--- RECORDS PROVIDED ---

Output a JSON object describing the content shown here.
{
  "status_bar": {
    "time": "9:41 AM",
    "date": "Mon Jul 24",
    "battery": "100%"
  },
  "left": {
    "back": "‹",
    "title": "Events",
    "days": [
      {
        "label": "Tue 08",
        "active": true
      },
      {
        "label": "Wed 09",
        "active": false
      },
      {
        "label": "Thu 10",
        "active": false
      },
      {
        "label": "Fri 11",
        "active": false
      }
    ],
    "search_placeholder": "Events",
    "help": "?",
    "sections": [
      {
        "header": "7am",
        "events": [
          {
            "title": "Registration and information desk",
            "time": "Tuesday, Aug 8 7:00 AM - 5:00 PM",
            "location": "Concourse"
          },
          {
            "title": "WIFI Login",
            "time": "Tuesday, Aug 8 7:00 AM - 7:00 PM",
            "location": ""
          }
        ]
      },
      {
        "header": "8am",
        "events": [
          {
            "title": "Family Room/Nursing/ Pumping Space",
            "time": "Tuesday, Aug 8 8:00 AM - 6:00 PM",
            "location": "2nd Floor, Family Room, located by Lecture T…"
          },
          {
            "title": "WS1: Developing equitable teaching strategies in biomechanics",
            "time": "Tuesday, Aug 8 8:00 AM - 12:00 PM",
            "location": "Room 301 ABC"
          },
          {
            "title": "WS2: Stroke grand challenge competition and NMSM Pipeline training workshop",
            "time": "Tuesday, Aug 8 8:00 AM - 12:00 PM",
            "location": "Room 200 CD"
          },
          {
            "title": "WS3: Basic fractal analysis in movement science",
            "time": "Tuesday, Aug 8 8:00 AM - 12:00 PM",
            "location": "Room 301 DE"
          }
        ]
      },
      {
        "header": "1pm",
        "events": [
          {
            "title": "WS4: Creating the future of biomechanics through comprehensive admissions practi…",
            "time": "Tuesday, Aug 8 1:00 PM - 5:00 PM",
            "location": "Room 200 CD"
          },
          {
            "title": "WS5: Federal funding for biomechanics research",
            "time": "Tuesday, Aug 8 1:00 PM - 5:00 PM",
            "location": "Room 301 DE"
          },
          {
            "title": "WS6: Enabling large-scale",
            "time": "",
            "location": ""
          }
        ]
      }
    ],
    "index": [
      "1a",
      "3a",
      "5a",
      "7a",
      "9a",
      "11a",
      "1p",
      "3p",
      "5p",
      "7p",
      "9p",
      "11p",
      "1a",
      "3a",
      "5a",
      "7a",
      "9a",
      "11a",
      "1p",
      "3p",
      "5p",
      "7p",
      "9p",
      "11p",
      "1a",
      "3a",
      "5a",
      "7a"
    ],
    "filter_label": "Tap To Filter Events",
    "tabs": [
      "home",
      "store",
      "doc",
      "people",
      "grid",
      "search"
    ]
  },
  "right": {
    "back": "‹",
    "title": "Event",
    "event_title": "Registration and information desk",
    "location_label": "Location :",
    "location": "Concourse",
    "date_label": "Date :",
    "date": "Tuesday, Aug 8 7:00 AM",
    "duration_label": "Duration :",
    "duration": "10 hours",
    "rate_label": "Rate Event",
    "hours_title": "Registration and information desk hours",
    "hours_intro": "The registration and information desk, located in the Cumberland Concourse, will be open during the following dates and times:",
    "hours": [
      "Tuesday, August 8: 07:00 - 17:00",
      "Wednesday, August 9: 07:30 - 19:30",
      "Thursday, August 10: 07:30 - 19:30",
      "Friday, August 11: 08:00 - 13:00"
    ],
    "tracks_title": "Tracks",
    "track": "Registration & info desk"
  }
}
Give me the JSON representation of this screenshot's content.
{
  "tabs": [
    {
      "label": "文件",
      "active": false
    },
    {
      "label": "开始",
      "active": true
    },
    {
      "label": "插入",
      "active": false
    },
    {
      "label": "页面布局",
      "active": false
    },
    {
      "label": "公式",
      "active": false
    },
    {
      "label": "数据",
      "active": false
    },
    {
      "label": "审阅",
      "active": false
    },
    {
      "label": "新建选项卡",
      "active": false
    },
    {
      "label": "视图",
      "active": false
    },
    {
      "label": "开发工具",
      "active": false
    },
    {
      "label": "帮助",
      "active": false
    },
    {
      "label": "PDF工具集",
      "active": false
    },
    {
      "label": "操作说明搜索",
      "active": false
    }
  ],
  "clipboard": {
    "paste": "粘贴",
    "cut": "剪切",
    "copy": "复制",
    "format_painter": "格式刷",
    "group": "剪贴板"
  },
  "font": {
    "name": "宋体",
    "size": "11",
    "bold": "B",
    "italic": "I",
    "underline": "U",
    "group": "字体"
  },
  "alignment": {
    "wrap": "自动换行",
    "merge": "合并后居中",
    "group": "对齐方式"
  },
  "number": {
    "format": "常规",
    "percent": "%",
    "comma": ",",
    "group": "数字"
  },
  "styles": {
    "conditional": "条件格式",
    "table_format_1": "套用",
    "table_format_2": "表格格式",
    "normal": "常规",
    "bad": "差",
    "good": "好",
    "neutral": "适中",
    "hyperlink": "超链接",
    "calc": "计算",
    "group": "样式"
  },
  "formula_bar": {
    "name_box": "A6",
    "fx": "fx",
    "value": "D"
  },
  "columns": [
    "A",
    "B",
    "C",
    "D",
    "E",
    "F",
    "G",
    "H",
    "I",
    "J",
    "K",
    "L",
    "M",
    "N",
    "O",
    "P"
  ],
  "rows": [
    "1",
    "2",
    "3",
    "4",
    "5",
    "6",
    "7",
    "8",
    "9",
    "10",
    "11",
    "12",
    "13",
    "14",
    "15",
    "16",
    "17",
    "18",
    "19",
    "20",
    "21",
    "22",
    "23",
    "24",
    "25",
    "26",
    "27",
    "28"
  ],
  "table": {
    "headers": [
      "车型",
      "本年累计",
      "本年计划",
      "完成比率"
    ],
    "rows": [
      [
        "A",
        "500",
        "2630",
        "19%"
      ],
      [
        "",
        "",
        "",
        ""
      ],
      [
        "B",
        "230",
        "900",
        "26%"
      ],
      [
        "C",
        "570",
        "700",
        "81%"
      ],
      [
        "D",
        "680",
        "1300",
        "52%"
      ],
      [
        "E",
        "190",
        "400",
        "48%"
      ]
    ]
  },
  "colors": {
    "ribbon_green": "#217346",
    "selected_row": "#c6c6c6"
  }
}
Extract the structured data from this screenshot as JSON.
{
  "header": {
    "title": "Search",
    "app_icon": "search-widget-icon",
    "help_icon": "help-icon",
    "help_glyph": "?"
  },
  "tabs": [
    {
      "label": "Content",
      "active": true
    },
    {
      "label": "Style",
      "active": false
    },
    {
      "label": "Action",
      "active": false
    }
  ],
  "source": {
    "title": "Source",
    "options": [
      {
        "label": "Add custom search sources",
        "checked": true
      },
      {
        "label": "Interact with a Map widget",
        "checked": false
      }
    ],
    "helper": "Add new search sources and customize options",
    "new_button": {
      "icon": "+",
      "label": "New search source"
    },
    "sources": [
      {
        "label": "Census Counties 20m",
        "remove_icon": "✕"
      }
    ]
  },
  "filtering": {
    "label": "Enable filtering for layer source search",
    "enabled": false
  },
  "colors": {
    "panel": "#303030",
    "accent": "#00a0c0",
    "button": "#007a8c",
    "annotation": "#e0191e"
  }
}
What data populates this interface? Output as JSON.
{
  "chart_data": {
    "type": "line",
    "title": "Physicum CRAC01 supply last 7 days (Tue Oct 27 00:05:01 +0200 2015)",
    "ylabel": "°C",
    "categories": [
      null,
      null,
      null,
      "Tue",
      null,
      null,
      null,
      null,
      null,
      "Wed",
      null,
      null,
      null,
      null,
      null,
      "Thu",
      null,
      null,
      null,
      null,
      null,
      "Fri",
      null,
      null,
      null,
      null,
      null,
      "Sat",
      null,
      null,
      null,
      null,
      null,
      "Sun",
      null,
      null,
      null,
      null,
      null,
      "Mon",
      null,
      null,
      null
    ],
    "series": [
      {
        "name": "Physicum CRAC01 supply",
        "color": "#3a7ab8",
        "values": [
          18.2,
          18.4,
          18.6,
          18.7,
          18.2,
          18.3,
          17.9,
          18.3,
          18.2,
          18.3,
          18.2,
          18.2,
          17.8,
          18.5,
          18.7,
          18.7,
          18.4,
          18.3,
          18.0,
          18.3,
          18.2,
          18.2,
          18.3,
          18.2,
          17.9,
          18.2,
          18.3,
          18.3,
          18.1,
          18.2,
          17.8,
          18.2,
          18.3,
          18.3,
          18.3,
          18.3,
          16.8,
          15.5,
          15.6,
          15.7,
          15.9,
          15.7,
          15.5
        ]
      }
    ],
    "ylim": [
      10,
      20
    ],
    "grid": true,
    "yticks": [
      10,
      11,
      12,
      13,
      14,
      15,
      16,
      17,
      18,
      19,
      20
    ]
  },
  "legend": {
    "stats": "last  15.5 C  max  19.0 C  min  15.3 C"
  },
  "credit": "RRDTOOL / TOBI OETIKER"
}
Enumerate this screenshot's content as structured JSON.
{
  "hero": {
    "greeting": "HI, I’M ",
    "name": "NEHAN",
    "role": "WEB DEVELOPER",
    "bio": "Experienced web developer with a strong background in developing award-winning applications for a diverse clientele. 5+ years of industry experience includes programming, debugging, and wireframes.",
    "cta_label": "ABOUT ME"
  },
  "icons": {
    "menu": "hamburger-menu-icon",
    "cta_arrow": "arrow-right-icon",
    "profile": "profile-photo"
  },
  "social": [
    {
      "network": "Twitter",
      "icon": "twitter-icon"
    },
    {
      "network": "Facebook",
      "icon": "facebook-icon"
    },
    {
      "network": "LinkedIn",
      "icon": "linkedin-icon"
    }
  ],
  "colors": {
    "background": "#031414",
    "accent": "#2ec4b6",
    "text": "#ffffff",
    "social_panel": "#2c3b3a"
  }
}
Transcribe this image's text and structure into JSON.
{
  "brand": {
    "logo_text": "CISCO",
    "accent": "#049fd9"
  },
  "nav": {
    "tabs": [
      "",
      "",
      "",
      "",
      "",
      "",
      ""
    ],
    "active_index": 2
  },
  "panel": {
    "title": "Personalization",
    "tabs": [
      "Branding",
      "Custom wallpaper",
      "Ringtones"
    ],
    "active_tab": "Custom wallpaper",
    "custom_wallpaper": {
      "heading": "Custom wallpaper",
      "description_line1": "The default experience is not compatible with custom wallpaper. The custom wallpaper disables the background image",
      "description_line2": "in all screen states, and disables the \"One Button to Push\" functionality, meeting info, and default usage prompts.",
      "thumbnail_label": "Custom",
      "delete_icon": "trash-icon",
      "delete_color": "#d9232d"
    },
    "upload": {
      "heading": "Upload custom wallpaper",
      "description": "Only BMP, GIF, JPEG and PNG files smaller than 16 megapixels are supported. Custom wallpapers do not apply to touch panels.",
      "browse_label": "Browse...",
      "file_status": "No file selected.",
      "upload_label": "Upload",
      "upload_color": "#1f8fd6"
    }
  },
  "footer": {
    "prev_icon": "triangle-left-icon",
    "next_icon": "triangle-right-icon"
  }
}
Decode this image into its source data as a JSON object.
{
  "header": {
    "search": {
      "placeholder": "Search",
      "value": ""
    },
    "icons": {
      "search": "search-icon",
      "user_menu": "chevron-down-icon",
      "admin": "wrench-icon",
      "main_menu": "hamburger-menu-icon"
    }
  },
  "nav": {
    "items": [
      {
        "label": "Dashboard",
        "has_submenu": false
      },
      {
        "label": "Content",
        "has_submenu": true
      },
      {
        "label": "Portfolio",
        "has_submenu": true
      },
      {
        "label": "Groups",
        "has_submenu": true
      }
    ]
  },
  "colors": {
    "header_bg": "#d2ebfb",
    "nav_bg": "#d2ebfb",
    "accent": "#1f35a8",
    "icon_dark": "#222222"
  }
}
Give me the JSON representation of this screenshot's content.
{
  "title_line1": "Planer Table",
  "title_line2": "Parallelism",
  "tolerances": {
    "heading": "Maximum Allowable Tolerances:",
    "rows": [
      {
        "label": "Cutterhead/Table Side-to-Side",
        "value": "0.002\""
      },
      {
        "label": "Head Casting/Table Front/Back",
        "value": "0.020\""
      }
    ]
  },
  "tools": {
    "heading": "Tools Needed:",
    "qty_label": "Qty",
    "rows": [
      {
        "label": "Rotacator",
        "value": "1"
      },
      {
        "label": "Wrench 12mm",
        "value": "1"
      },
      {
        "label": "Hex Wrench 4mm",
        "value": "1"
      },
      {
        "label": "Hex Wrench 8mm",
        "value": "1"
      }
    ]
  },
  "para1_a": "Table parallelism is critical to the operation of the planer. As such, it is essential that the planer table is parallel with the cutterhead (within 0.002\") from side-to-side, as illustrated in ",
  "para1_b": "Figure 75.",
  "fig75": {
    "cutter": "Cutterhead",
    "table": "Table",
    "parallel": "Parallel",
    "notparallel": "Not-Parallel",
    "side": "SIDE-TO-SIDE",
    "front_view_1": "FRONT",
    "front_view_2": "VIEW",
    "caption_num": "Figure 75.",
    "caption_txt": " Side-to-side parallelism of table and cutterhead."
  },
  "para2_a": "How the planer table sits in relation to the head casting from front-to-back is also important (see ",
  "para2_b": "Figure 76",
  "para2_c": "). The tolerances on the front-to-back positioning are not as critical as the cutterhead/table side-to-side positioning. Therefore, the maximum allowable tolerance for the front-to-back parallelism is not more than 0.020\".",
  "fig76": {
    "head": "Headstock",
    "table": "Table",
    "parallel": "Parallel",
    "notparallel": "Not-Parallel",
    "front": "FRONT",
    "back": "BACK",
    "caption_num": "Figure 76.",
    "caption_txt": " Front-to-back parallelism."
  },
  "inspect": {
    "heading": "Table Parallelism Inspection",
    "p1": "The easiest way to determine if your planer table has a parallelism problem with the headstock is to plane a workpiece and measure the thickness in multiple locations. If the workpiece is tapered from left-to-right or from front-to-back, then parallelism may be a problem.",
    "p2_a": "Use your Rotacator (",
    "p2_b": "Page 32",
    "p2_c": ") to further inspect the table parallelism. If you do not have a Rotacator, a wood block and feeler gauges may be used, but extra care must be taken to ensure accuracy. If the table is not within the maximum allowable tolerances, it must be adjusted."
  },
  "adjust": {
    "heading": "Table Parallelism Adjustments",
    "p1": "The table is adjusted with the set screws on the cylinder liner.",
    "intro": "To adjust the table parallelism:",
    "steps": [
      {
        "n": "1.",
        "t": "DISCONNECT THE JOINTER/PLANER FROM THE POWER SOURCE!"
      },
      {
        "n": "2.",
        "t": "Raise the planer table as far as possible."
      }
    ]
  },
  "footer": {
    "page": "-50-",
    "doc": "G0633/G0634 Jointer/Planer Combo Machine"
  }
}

---

#### TASK OBJECTIVE
Filter the records down to the lines that contain the string "days", and copy those lines.

#### FINISHED TASK
    "days": [
    "title": "Physicum CRAC01 supply last 7 days (Tue Oct 27 00:05:01 +0200 2015)",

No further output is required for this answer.